EXERCISE TEXT
==*==

SYDNEY, June 26, 2026, 07:02 (AEST)
- The ASX cash market sat in pre-open at the dateline, with normal trading set to begin at 09:59:45 Sydney time. June 26 isn’t included as a 2026 ASX closure.
- Sigma Healthcare finished the session at A$2.80 on June 25, gaining 2.56%.
- The stock’s gain for the day was in line with the S&P/ASX 200 Health Care index. The S&P/ASX 200 dropped 0.68%.
- Sigma’s most recent ASX statement is from June 15, when it said it was exiting the Boots sale.
Sigma Healthcare Ltd (ASX:SIG) opened Friday’s ASX session coming off a Thursday gain. The move was driven more by activity in health-care stocks than renewed interest in the Chemist Warehouse parent.
Sigma climbed 2.56% to A$2.80 on Thursday, matching the S&P/ASX 200 Health Care index (INDEXASX:XHJ), which also gained 2.56%. The broader S&P/ASX 200 (INDEXASX:XJO) slipped 0.68%. Sigma traded 25.74 million shares, about 48% higher than the 17.37 million share average shown by Google.
Sigma’s two-week chart tells the story. The stock ended at A$2.92 on June 9, then dropped after the Boots talks came out, bottoming at A$2.64 on June 12. Sigma closed at A$2.80 on June 15, after exiting the talks. On Thursday, shares finished 4.1% under June 9 and unchanged from June 15.

==*==

YOUR TASKS
A. Rewrite the part of the Sigma Healthcare report that opens with the words containing "- The ASX cash" and closes with "2026 ASX closure.", substituting "pre-market" for "pre-open".
B. In order of first appearance, list every distinct June date mentioned in the Sigma Healthcare report.
C. Write the next paragraph of the Sigma Healthcare report, following its last sentence.
The data comes from a different source than the Sigma Healthcare report.

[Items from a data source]
==*==

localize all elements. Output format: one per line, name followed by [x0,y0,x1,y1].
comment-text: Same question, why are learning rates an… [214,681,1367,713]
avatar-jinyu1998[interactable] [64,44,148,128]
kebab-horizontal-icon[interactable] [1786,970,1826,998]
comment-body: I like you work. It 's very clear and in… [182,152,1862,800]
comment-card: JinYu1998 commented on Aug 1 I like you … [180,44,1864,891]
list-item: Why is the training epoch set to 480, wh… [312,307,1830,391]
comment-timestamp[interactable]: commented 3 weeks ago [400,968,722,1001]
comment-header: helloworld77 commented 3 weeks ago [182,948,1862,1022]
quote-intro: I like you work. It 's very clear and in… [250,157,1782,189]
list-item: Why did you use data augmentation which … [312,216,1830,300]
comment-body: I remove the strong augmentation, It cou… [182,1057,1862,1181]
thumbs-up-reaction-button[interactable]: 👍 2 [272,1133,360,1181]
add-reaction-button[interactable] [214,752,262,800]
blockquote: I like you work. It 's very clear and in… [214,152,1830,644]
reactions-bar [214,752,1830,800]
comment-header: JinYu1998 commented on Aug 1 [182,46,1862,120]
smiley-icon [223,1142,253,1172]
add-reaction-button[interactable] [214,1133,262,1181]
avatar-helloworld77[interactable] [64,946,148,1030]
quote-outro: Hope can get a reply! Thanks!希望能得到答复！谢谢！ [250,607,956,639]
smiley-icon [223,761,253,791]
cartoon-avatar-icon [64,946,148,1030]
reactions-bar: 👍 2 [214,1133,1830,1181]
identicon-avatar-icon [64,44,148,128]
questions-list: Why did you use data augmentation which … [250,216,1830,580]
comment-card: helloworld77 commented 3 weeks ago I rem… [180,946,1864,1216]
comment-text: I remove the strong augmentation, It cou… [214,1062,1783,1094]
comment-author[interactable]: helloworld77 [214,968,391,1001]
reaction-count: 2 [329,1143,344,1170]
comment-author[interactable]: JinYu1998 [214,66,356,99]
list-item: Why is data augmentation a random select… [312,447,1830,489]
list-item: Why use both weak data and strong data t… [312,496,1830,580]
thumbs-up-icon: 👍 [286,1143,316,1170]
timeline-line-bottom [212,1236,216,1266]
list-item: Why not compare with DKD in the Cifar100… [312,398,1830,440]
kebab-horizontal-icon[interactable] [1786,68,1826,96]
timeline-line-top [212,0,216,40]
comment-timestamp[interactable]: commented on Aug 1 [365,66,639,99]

==*==

RESPONSE LIST
A.
- The ASX cash market sat in pre-market at the dateline, with normal trading set to begin at 09:59:45 Sydney time. June 26 isn’t included as a 2026 ASX closure.

B. June 26, June 25, June 15, June 9, June 12

C.
Stock price is still factoring in growth here. Sigma is at A$32.32 billion market cap as of Thursday, and trades at about 41 times its annualised first-half normalised profit. That’s based on A$392.0 million normalised NPAT for the six months ending Dec. 31. This is just a basic screen, not a full-year estimate. Company slides noted first-half results are typically ahead of the second half.
Sigma put out its half-year results. Revenue came in at A$5.5 billion. Normalised EBIT was A$582.9 million. Net debt stood at A$635.1 million, sitting at 0.6x normalised EBITDA. Sigma said it already booked A$13 million of early synergies out of a planned A$100 million a year by FY29.
The growth pitch is now tied more to stores and pharmacy sales than any major UK transaction. In a May update, Sigma said Chemist Warehouse sales in Australia jumped 16.7% year to April 30, with like-for-like up 14.4%. International store network sales grew 24.7% over the year to March 31, while like-for-like sales gained 11.8%. CEO Vikesh Ramsunder said GLP1-driven sales should be an “enduring benefit,” with the average GLP1 customer buying 40% more units per basket.
Boots remains an overhang for Sigma. Sigma on June 15 said it pulled out of early talks over the Boots Group sale. The board stopped discussions right away. Sigma said the deal didn’t fit its “strategic and capital investment objectives”. Still, the company said it will keep looking at deals in all markets.
No updated filings from the company, so Thursday’s move is still riding the wider health-care bounce. The investment case is unchanged. Local Chemist Warehouse and GLP1 sales are driving numbers. Offshore growth still needs to stay limited, or else old funding worries could come back like during the Boots episode.
Sigma’s smaller plan for the UK is still tied to GreenLight. In May, Sigma said it would pick up a 75% stake in some GreenLight Healthcare locations, license the Chemist Warehouse brand out, and start with as many as five stores for the first phase. Hoxton Street in northeast London is set as the location for the first store.